* start *

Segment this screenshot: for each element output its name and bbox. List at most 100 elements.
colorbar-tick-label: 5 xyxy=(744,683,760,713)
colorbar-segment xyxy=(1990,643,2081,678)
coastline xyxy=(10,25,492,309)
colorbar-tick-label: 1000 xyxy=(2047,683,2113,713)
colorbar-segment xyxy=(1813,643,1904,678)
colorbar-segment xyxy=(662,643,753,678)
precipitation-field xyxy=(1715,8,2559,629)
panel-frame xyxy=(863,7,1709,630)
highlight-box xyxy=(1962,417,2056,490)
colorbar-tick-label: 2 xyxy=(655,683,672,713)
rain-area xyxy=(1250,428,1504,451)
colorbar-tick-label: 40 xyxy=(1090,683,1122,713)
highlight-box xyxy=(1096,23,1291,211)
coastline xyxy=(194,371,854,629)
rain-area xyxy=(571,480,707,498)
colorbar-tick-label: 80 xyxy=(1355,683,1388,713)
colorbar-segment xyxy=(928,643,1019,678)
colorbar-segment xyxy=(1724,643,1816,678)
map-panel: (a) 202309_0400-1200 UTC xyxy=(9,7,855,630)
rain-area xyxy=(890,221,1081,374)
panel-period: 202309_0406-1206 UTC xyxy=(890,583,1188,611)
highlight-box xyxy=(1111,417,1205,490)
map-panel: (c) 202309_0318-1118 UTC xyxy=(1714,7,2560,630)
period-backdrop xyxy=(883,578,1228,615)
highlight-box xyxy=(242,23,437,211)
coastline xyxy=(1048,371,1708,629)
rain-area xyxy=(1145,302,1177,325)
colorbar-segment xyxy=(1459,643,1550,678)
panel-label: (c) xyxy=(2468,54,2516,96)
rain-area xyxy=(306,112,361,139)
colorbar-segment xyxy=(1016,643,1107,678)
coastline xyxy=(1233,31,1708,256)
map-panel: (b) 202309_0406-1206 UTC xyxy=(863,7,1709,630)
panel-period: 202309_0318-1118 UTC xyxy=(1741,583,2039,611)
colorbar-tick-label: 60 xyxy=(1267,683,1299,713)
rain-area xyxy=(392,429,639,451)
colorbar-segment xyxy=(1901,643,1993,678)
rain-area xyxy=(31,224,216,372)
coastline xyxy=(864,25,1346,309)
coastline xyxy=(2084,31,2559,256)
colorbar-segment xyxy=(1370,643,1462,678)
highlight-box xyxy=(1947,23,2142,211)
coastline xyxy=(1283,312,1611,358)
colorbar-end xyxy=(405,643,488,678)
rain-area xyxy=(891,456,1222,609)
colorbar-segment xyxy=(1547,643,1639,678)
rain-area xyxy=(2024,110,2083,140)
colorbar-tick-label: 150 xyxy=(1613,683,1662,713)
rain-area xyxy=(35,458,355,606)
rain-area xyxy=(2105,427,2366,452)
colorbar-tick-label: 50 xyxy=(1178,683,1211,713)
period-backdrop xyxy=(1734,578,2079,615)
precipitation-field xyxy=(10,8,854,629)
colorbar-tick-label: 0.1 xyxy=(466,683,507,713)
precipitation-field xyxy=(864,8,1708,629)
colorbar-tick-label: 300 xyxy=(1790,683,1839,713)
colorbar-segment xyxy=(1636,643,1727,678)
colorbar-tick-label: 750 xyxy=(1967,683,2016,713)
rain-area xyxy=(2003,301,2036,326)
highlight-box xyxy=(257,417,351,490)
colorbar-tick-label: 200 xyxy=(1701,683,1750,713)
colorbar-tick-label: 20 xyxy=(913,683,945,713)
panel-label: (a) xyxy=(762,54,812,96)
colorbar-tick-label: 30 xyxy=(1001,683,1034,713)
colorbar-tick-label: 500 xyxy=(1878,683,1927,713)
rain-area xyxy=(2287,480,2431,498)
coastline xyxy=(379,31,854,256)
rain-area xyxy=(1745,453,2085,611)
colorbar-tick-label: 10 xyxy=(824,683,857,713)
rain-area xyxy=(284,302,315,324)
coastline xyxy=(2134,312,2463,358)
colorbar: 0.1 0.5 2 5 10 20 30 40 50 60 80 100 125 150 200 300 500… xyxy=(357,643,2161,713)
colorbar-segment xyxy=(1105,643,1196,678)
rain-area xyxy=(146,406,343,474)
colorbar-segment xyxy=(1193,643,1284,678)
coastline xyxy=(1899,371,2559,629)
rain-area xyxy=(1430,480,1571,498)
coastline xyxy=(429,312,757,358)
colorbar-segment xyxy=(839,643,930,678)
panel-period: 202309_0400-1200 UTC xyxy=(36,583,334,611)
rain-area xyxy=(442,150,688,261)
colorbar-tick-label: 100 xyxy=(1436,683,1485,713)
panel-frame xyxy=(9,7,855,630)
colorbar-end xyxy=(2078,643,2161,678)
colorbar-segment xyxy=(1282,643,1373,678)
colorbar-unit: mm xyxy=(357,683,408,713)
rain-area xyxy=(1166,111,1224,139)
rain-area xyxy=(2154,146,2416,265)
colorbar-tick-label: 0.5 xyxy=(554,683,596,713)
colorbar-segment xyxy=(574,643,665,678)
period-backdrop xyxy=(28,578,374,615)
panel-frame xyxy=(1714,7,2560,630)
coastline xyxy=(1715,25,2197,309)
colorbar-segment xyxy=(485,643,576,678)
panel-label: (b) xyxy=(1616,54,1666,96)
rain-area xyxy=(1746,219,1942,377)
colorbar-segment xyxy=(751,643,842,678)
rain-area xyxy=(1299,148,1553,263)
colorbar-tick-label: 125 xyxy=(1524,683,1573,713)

* end *

● The request:
Reproduce the records starting at the first line and ending at the line that contains "rain-area xyxy=(1250,428,1504,451)", replacing "coastline" with "shoreline" and leaving everything else unchanged.

● Output for this task:
Segment this screenshot: for each element output its name and bbox. List at most 100 elements.
colorbar-tick-label: 5 xyxy=(744,683,760,713)
colorbar-segment xyxy=(1990,643,2081,678)
shoreline xyxy=(10,25,492,309)
colorbar-tick-label: 1000 xyxy=(2047,683,2113,713)
colorbar-segment xyxy=(1813,643,1904,678)
colorbar-segment xyxy=(662,643,753,678)
precipitation-field xyxy=(1715,8,2559,629)
panel-frame xyxy=(863,7,1709,630)
highlight-box xyxy=(1962,417,2056,490)
colorbar-tick-label: 2 xyxy=(655,683,672,713)
rain-area xyxy=(1250,428,1504,451)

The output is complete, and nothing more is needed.